* [Exercise prompt]: Output the data exactly, with every line intact.

>> Start

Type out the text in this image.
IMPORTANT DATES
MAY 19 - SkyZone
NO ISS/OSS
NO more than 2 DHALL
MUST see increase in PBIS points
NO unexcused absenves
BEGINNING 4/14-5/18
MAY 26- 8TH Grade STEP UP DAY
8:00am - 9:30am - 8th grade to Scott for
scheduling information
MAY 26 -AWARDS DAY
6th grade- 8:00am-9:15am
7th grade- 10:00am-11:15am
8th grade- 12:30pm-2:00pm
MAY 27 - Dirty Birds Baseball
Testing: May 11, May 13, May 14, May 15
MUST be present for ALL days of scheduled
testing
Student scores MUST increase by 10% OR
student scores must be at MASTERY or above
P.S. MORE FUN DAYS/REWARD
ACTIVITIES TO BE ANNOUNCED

>> End

* [Reply]:
Type out the text in this image.
IMPORTANT DATES
MAY 19 - SkyZone
NO ISS/OSS
NO more than 2 DHALL
MUST see increase in PBIS points
NO unexcused absenves
BEGINNING 4/14-5/18
MAY 26- 8TH Grade STEP UP DAY
8:00am - 9:30am - 8th grade to Scott for
scheduling information
MAY 26 -AWARDS DAY
6th grade- 8:00am-9:15am
7th grade- 10:00am-11:15am
8th grade- 12:30pm-2:00pm
MAY 27 - Dirty Birds Baseball
Testing: May 11, May 13, May 14, May 15
MUST be present for ALL days of scheduled
testing
Student scores MUST increase by 10% OR
student scores must be at MASTERY or above
P.S. MORE FUN DAYS/REWARD
ACTIVITIES TO BE ANNOUNCED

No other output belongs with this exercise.